Terror e Preconceito - O Que Incomoda na Revista Veja

 




"O que incomoda o terror". Este foi o título da Carta ao Leitor da última edição de Veja (1.178, com data de 19/09/01), que foi quase integralmente dedicada aos atentados da semana passada nos Estados Unidos. Raras vezes o brasileiro teve a chance de ver uma publicação se desnudar e revelar a sua visão de mundo como neste editorial.

Eis a síntese do pensamento da direção de Veja:

"O verdadeiro alvo visado pelos terroristas que atacaram Nova York e Washington na semana passada não foram as torres gêmeas do sul de Manhattan nem o edifício do Pentágono. O atentado foi cometido contra um sistema social e econômico que, mesmo longe da perfeição, é o mais justo e livre que a humanidade conseguiu fazer funcionar ininterruptamente até hoje. (...) Foi uma agressão perpetrada contra os mais caros e mais frágeis valores ocidentais: a democracia e a economia de mercado. (...) [O que os radicais não toleram] é a existência de uma sociedade em que os justos podem viver sem ser incomodados e os pobres têm possibilidades reais de atingir a prosperidade com o fruto de seu trabalho."

Tudo bem que o semanário da Editora Abril tenha como um de seus mais caros valores a economia de mercado. Nada contra. Também não há nenhum problema no fato de a revista acreditar na "justiça" e na ampla mobilidade social do capitalismo. É o direito dos acionistas da empresa que edita Veja. A família Civita, proprietária da Abril, acredita nesses valores há muito tempo e tem o direito de compartilhar com os seus leitores as suas graves preocupações com a ameaça que paira sobre os EUA e "todo o mundo ocidental".

Nada disto, portanto, incomoda. O que incomoda na Veja é a editorialização das reportagens que apresenta aos seus leitores. Não basta o editorial. É preciso convencer o público de que Veja tem razão. Sempre.

- - - - -

» TAREFAS A REALIZAR
A - Transcreva literalmente o trecho do texto sobre a revista Veja que vai de "Nada disto, portanto, incomoda." até "tem razão. Sempre.", inclusive.
B - Dê prosseguimento ao texto sobre o editorial da revista Veja, começando após a última frase apresentada.

- - - - -

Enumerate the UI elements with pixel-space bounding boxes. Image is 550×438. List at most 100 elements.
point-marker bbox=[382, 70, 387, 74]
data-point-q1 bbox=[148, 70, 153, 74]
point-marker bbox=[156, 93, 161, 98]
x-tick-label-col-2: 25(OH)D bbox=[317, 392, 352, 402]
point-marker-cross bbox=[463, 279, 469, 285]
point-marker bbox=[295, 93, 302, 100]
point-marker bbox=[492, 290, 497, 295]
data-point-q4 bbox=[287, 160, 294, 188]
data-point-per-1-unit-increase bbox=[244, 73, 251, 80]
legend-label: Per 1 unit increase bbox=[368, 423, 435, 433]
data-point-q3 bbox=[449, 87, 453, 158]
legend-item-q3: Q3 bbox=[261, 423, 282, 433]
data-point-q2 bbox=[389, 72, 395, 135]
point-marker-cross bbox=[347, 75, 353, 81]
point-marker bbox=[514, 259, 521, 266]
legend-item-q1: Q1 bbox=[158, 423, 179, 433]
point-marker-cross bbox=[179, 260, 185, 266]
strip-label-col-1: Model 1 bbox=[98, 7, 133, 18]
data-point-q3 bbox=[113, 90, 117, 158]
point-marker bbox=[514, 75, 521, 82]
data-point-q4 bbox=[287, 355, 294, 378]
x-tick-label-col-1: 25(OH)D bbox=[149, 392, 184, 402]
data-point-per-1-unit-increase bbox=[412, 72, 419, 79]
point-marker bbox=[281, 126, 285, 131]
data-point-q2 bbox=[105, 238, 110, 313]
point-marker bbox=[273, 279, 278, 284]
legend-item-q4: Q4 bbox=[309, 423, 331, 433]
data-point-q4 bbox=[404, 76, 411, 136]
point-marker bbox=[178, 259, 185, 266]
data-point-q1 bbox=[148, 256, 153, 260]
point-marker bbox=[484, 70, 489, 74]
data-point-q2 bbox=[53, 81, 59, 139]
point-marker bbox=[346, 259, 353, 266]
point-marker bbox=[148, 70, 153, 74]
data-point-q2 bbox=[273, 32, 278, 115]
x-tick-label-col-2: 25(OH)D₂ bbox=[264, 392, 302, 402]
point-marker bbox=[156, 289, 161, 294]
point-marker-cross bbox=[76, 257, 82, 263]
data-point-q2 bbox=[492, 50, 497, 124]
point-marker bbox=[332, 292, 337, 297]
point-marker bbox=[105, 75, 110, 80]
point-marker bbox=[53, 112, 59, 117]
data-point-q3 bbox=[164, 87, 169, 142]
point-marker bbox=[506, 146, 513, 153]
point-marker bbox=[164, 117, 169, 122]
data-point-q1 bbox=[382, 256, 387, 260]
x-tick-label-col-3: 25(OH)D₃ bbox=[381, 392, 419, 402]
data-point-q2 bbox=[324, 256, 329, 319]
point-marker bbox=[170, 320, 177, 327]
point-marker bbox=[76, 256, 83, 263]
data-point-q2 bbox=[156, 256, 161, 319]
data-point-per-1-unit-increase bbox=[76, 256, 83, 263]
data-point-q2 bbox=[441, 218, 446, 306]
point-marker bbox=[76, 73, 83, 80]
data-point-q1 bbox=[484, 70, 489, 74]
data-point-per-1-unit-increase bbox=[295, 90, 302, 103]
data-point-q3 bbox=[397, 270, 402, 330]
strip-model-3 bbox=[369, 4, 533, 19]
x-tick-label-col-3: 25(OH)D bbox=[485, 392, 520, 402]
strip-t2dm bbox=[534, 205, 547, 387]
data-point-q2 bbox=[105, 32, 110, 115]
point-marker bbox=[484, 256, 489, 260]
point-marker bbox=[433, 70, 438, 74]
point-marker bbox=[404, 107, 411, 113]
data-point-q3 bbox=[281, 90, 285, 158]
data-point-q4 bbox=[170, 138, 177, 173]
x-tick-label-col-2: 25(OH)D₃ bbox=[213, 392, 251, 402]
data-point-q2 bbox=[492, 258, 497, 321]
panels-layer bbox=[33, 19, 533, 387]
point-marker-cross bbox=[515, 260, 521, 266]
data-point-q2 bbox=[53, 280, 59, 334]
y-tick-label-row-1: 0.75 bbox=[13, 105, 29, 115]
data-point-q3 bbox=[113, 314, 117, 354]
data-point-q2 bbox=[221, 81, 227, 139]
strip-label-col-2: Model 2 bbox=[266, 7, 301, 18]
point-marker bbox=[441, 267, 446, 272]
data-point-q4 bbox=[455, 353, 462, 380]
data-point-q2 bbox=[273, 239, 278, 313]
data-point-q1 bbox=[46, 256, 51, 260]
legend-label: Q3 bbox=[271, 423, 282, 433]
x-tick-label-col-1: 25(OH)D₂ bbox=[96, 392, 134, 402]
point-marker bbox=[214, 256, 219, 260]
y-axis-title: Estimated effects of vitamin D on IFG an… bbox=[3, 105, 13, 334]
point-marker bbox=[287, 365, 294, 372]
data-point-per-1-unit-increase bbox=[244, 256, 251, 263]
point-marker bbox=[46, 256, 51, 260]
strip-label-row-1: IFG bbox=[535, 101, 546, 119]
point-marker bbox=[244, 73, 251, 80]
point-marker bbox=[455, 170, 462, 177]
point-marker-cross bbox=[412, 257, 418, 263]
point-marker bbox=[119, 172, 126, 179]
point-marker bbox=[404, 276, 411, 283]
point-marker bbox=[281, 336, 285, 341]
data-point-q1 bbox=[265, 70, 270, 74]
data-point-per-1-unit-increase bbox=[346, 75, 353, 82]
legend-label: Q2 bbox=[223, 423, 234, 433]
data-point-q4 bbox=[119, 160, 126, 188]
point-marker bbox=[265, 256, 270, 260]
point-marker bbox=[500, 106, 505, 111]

- - - - -

» RESPOSTAS
A -
Nada disto, portanto, incomoda. O que incomoda na Veja é a editorialização das reportagens que apresenta aos seus leitores. Não basta o editorial. É preciso convencer o público de que Veja tem razão. Sempre.

B -
Senão vejamos, ao analisar trechos da principal reportagem da edição desta semana, intitulada "A descoberta da vulnerabilidade":

 

O fim do relativismo cultural e a sede de vingança

"O relativismo cultural, teoria formulada na década de 30 pelo antropólogo americano Melville Jean Herskovitz, preconiza que nenhuma cultura é superior a outra. Que cada uma deve ser entendida dentro de seu próprio contexto (...). É dessa perspectiva que alguns estudiosos acham possível justificar, por exemplo, a prática de muçulmanos africanos de extirpar o clitóris das adolescentes. Do relativismo cultural nasceria na década de 80 o discurso politicamente correto, que aboliu do vocabulário palavras e expressões que soam pejorativas a minorias étnicas, homossexuais e portadores de deficiência física. Com os atentados, o relativismo sofreu um abalo: por alguns dias, pelo menos, o mundo voltou a ser dividido entre países civilizados e nações bárbaras. E, contra os bárbaros, políticos e analistas pediram ‘vingança’".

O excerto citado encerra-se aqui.